Items from a dataset:

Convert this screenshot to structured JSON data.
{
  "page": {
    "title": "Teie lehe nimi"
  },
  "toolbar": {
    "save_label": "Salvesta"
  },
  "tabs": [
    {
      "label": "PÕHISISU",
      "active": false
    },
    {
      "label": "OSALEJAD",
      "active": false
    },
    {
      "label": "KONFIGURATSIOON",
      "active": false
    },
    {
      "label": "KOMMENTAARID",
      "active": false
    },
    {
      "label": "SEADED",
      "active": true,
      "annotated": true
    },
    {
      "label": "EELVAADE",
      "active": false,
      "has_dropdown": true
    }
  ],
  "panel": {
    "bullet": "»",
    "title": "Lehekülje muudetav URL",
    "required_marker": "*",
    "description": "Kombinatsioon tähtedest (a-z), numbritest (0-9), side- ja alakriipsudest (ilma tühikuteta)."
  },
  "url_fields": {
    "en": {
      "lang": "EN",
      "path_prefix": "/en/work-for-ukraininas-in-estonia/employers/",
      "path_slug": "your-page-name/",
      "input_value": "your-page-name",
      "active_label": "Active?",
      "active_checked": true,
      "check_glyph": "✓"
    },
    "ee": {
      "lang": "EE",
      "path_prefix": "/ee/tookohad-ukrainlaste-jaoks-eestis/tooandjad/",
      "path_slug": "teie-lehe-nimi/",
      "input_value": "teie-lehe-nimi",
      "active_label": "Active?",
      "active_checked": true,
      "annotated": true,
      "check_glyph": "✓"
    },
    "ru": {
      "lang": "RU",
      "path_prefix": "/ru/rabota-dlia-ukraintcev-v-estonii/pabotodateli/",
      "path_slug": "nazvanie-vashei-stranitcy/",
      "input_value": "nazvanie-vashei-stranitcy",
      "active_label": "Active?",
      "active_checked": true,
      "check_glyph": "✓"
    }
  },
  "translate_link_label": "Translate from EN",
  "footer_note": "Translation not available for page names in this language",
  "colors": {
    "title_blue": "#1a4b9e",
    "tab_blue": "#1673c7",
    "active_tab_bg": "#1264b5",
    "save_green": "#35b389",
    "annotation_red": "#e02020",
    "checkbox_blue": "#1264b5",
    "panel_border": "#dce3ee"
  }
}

AIM OF THE EXERCISE: From the records above, extract each line exactly as shown.

RESPONSE TO THE EXERCISE:
Convert this screenshot to structured JSON data.
{
  "page": {
    "title": "Teie lehe nimi"
  },
  "toolbar": {
    "save_label": "Salvesta"
  },
  "tabs": [
    {
      "label": "PÕHISISU",
      "active": false
    },
    {
      "label": "OSALEJAD",
      "active": false
    },
    {
      "label": "KONFIGURATSIOON",
      "active": false
    },
    {
      "label": "KOMMENTAARID",
      "active": false
    },
    {
      "label": "SEADED",
      "active": true,
      "annotated": true
    },
    {
      "label": "EELVAADE",
      "active": false,
      "has_dropdown": true
    }
  ],
  "panel": {
    "bullet": "»",
    "title": "Lehekülje muudetav URL",
    "required_marker": "*",
    "description": "Kombinatsioon tähtedest (a-z), numbritest (0-9), side- ja alakriipsudest (ilma tühikuteta)."
  },
  "url_fields": {
    "en": {
      "lang": "EN",
      "path_prefix": "/en/work-for-ukraininas-in-estonia/employers/",
      "path_slug": "your-page-name/",
      "input_value": "your-page-name",
      "active_label": "Active?",
      "active_checked": true,
      "check_glyph": "✓"
    },
    "ee": {
      "lang": "EE",
      "path_prefix": "/ee/tookohad-ukrainlaste-jaoks-eestis/tooandjad/",
      "path_slug": "teie-lehe-nimi/",
      "input_value": "teie-lehe-nimi",
      "active_label": "Active?",
      "active_checked": true,
      "annotated": true,
      "check_glyph": "✓"
    },
    "ru": {
      "lang": "RU",
      "path_prefix": "/ru/rabota-dlia-ukraintcev-v-estonii/pabotodateli/",
      "path_slug": "nazvanie-vashei-stranitcy/",
      "input_value": "nazvanie-vashei-stranitcy",
      "active_label": "Active?",
      "active_checked": true,
      "check_glyph": "✓"
    }
  },
  "translate_link_label": "Translate from EN",
  "footer_note": "Translation not available for page names in this language",
  "colors": {
    "title_blue": "#1a4b9e",
    "tab_blue": "#1673c7",
    "active_tab_bg": "#1264b5",
    "save_green": "#35b389",
    "annotation_red": "#e02020",
    "checkbox_blue": "#1264b5",
    "panel_border": "#dce3ee"
  }
}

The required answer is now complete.